§ YOUR TASK
Extract all lines in the data that contain the word "Statistiche".

Entries taken from a collection:

====

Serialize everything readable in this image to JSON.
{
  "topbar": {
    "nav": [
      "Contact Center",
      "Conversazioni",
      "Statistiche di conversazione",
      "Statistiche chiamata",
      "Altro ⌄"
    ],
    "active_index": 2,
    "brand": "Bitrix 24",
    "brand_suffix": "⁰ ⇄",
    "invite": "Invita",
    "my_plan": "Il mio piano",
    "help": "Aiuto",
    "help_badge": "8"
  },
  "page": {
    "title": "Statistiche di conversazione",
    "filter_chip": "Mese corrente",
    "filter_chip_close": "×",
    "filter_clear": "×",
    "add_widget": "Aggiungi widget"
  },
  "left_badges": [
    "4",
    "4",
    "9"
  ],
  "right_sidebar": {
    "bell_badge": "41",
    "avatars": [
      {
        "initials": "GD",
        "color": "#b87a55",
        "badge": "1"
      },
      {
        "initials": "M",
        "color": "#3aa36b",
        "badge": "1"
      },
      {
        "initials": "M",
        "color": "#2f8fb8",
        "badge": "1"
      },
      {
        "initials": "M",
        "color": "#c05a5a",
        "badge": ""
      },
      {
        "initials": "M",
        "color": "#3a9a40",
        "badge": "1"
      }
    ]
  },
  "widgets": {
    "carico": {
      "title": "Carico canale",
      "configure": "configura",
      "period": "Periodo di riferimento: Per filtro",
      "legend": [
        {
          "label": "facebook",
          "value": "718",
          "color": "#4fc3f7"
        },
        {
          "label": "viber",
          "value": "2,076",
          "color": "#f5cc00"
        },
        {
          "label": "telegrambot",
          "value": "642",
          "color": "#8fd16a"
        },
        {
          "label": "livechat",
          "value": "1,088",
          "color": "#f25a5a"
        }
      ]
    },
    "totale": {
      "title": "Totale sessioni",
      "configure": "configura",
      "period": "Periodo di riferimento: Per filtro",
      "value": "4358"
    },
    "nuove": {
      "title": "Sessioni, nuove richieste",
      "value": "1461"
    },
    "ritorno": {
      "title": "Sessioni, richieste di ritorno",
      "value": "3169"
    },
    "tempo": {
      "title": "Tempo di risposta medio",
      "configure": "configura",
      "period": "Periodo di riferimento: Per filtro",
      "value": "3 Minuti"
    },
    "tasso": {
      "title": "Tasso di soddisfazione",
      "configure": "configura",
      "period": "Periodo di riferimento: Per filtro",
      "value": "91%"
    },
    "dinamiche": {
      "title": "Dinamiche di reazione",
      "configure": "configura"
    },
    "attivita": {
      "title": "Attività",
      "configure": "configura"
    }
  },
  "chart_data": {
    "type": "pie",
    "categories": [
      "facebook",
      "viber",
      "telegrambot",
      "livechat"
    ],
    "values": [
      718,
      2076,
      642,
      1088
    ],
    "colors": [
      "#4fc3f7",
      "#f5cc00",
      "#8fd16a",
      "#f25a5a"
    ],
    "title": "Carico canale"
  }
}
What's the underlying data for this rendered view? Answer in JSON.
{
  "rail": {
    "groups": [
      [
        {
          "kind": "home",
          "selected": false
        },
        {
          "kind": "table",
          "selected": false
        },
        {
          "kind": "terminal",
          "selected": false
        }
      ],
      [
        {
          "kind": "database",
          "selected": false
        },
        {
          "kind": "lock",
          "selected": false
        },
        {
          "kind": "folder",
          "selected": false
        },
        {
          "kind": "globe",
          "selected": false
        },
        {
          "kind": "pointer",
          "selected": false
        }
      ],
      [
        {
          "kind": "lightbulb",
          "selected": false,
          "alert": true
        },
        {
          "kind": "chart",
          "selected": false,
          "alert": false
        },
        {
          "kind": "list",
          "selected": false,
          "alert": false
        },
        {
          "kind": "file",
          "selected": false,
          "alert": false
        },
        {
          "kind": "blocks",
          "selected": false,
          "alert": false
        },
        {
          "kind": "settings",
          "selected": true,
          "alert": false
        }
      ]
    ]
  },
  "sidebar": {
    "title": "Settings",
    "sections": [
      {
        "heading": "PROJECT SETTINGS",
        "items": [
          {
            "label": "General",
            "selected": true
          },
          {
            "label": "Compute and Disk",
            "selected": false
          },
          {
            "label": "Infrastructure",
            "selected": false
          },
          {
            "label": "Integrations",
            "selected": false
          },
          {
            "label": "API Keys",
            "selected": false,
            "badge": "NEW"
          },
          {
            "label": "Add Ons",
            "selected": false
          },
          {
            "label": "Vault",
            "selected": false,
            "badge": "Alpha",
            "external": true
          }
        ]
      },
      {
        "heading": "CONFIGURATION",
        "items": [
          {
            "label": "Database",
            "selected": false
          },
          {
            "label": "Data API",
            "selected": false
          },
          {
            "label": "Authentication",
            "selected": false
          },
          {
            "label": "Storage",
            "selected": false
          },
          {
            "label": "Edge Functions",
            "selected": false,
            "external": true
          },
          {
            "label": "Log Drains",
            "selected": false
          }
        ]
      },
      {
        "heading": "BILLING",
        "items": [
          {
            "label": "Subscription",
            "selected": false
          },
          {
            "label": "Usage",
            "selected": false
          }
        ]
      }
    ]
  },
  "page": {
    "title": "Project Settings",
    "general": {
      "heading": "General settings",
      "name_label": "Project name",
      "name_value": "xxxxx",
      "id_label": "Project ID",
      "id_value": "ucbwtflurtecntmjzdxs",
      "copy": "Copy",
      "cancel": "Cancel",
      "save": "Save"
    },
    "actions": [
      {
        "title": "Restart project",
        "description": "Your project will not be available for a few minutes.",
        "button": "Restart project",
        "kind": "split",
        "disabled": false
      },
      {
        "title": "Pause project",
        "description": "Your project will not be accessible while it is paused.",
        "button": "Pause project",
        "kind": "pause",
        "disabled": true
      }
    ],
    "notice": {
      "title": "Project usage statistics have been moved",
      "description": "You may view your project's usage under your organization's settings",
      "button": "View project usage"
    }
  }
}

====

§ WORKED SOLUTION
      "Statistiche di conversazione",
      "Statistiche chiamata",
    "title": "Statistiche di conversazione",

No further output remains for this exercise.